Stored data
**********

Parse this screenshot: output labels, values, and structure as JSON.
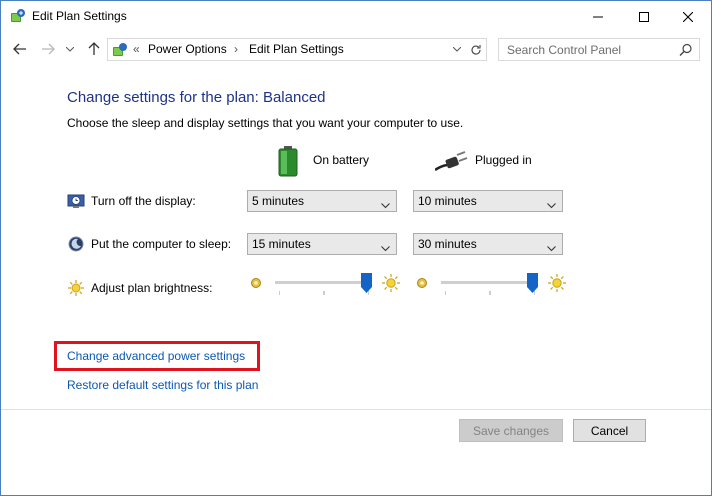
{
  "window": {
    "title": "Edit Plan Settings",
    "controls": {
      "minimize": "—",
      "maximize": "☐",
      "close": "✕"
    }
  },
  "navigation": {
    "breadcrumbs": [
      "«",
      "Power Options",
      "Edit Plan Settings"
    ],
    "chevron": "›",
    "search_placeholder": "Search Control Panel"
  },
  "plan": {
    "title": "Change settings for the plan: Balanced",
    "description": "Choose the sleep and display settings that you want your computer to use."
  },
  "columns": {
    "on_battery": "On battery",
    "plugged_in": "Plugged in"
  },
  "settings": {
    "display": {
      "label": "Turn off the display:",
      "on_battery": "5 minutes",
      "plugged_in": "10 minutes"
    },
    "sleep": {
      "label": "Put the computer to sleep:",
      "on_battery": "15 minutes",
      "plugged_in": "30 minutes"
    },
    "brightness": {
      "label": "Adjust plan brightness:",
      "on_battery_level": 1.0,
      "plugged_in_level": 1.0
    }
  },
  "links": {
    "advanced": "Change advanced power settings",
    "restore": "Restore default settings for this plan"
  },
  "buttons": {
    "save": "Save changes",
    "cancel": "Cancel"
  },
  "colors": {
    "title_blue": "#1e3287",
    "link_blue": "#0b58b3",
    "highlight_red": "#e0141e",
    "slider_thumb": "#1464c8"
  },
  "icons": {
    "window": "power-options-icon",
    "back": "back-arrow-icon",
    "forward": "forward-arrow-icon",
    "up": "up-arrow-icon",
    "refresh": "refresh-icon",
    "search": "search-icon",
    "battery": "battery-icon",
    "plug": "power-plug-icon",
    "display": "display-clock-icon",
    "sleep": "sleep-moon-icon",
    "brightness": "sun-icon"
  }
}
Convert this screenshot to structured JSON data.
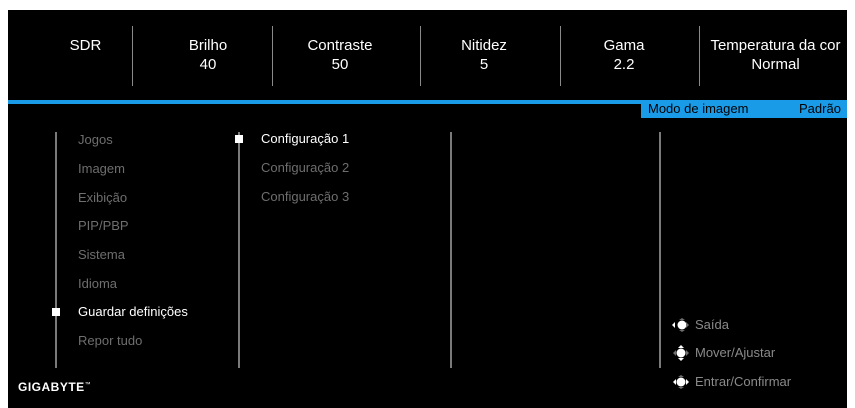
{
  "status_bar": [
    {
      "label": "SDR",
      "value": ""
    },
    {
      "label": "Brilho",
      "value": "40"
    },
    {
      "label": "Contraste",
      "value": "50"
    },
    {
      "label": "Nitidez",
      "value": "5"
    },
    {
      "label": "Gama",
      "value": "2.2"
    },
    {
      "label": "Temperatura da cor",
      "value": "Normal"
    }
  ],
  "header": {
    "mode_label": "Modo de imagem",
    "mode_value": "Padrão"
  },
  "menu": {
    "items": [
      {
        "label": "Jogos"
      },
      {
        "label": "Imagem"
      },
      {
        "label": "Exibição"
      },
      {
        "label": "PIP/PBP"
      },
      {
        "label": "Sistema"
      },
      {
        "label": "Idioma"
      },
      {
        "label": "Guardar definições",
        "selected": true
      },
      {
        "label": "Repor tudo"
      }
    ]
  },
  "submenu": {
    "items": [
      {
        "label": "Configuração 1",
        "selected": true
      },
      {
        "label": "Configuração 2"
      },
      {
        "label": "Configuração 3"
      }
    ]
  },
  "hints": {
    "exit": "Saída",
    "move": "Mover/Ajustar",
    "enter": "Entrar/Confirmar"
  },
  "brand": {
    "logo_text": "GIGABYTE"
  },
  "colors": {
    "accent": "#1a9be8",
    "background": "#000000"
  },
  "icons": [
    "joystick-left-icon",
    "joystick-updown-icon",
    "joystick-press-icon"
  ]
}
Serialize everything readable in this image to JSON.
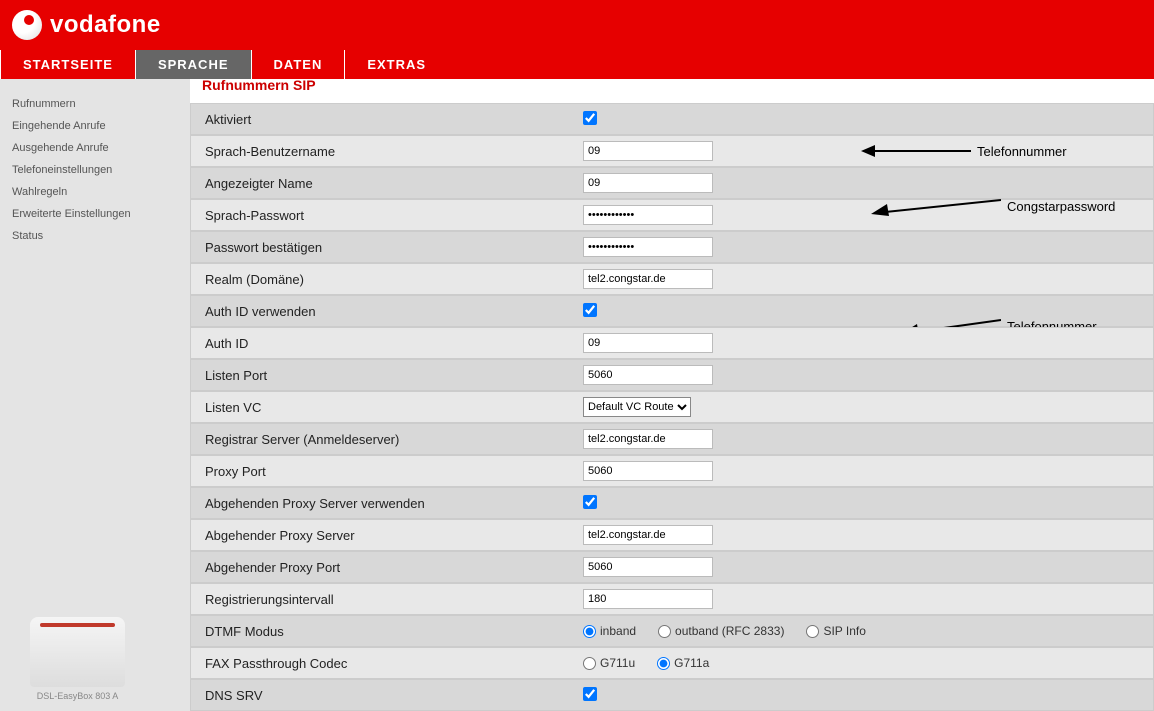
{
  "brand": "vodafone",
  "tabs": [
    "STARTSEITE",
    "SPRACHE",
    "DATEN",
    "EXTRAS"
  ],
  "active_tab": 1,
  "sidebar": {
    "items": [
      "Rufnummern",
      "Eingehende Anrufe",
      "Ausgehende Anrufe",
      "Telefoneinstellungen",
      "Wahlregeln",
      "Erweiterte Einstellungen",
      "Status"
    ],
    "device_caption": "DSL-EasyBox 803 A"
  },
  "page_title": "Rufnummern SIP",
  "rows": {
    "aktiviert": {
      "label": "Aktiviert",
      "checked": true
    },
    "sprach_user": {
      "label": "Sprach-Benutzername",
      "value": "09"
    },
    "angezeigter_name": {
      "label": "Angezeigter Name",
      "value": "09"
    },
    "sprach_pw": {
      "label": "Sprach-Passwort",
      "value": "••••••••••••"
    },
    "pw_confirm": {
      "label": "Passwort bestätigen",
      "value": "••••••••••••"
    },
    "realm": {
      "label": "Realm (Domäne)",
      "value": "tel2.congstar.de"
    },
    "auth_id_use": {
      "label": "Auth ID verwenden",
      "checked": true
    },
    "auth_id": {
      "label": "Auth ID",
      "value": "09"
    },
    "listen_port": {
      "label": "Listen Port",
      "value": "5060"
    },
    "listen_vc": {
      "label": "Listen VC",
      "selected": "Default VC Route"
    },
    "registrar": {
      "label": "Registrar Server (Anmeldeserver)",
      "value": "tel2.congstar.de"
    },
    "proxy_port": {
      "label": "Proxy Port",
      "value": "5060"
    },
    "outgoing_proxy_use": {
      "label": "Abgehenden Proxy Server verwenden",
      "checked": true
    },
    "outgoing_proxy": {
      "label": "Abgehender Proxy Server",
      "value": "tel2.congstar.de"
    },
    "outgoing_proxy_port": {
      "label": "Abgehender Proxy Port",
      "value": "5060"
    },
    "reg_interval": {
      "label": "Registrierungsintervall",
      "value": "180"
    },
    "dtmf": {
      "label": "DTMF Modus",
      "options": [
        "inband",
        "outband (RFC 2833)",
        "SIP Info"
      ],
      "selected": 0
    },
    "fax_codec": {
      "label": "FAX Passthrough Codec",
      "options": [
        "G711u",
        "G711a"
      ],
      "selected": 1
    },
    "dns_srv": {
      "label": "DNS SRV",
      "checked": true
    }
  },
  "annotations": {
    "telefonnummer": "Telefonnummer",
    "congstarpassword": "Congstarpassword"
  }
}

**********

EXERCISE BRIEF
Please write out all the data again word for word, but not the pictures.

COMPLETED TASK
Parse this screenshot: output labels, values, and structure as JSON.
{
  "window": {
    "title": "Edit Plan Settings",
    "controls": {
      "minimize": "—",
      "maximize": "☐",
      "close": "✕"
    }
  },
  "navigation": {
    "breadcrumbs": [
      "«",
      "Power Options",
      "Edit Plan Settings"
    ],
    "chevron": "›",
    "search_placeholder": "Search Control Panel"
  },
  "plan": {
    "title": "Change settings for the plan: Balanced",
    "description": "Choose the sleep and display settings that you want your computer to use."
  },
  "columns": {
    "on_battery": "On battery",
    "plugged_in": "Plugged in"
  },
  "settings": {
    "display": {
      "label": "Turn off the display:",
      "on_battery": "5 minutes",
      "plugged_in": "10 minutes"
    },
    "sleep": {
      "label": "Put the computer to sleep:",
      "on_battery": "15 minutes",
      "plugged_in": "30 minutes"
    },
    "brightness": {
      "label": "Adjust plan brightness:",
      "on_battery_level": 1.0,
      "plugged_in_level": 1.0
    }
  },
  "links": {
    "advanced": "Change advanced power settings",
    "restore": "Restore default settings for this plan"
  },
  "buttons": {
    "save": "Save changes",
    "cancel": "Cancel"
  },
  "colors": {
    "title_blue": "#1e3287",
    "link_blue": "#0b58b3",
    "highlight_red": "#e0141e",
    "slider_thumb": "#1464c8"
  },
  "icons": {
    "window": "power-options-icon",
    "back": "back-arrow-icon",
    "forward": "forward-arrow-icon",
    "up": "up-arrow-icon",
    "refresh": "refresh-icon",
    "search": "search-icon",
    "battery": "battery-icon",
    "plug": "power-plug-icon",
    "display": "display-clock-icon",
    "sleep": "sleep-moon-icon",
    "brightness": "sun-icon"
  }
}
Convert this screenshot to structured JSON data.
{
  "status_bar": [
    {
      "label": "SDR",
      "value": ""
    },
    {
      "label": "Brilho",
      "value": "40"
    },
    {
      "label": "Contraste",
      "value": "50"
    },
    {
      "label": "Nitidez",
      "value": "5"
    },
    {
      "label": "Gama",
      "value": "2.2"
    },
    {
      "label": "Temperatura da cor",
      "value": "Normal"
    }
  ],
  "header": {
    "mode_label": "Modo de imagem",
    "mode_value": "Padrão"
  },
  "menu": {
    "items": [
      {
        "label": "Jogos"
      },
      {
        "label": "Imagem"
      },
      {
        "label": "Exibição"
      },
      {
        "label": "PIP/PBP"
      },
      {
        "label": "Sistema"
      },
      {
        "label": "Idioma"
      },
      {
        "label": "Guardar definições",
        "selected": true
      },
      {
        "label": "Repor tudo"
      }
    ]
  },
  "submenu": {
    "items": [
      {
        "label": "Configuração 1",
        "selected": true
      },
      {
        "label": "Configuração 2"
      },
      {
        "label": "Configuração 3"
      }
    ]
  },
  "hints": {
    "exit": "Saída",
    "move": "Mover/Ajustar",
    "enter": "Entrar/Confirmar"
  },
  "brand": {
    "logo_text": "GIGABYTE"
  },
  "colors": {
    "accent": "#1a9be8",
    "background": "#000000"
  },
  "icons": [
    "joystick-left-icon",
    "joystick-updown-icon",
    "joystick-press-icon"
  ]
}
Serialize everything readable in this image to JSON.
{
  "brand": "vodafone",
  "tabs": [
    "STARTSEITE",
    "SPRACHE",
    "DATEN",
    "EXTRAS"
  ],
  "active_tab": 1,
  "sidebar": {
    "items": [
      "Rufnummern",
      "Eingehende Anrufe",
      "Ausgehende Anrufe",
      "Telefoneinstellungen",
      "Wahlregeln",
      "Erweiterte Einstellungen",
      "Status"
    ],
    "device_caption": "DSL-EasyBox 803 A"
  },
  "page_title": "Rufnummern SIP",
  "rows": {
    "aktiviert": {
      "label": "Aktiviert",
      "checked": true
    },
    "sprach_user": {
      "label": "Sprach-Benutzername",
      "value": "09"
    },
    "angezeigter_name": {
      "label": "Angezeigter Name",
      "value": "09"
    },
    "sprach_pw": {
      "label": "Sprach-Passwort",
      "value": "••••••••••••"
    },
    "pw_confirm": {
      "label": "Passwort bestätigen",
      "value": "••••••••••••"
    },
    "realm": {
      "label": "Realm (Domäne)",
      "value": "tel2.congstar.de"
    },
    "auth_id_use": {
      "label": "Auth ID verwenden",
      "checked": true
    },
    "auth_id": {
      "label": "Auth ID",
      "value": "09"
    },
    "listen_port": {
      "label": "Listen Port",
      "value": "5060"
    },
    "listen_vc": {
      "label": "Listen VC",
      "selected": "Default VC Route"
    },
    "registrar": {
      "label": "Registrar Server (Anmeldeserver)",
      "value": "tel2.congstar.de"
    },
    "proxy_port": {
      "label": "Proxy Port",
      "value": "5060"
    },
    "outgoing_proxy_use": {
      "label": "Abgehenden Proxy Server verwenden",
      "checked": true
    },
    "outgoing_proxy": {
      "label": "Abgehender Proxy Server",
      "value": "tel2.congstar.de"
    },
    "outgoing_proxy_port": {
      "label": "Abgehender Proxy Port",
      "value": "5060"
    },
    "reg_interval": {
      "label": "Registrierungsintervall",
      "value": "180"
    },
    "dtmf": {
      "label": "DTMF Modus",
      "options": [
        "inband",
        "outband (RFC 2833)",
        "SIP Info"
      ],
      "selected": 0
    },
    "fax_codec": {
      "label": "FAX Passthrough Codec",
      "options": [
        "G711u",
        "G711a"
      ],
      "selected": 1
    },
    "dns_srv": {
      "label": "DNS SRV",
      "checked": true
    }
  },
  "annotations": {
    "telefonnummer": "Telefonnummer",
    "congstarpassword": "Congstarpassword"
  }
}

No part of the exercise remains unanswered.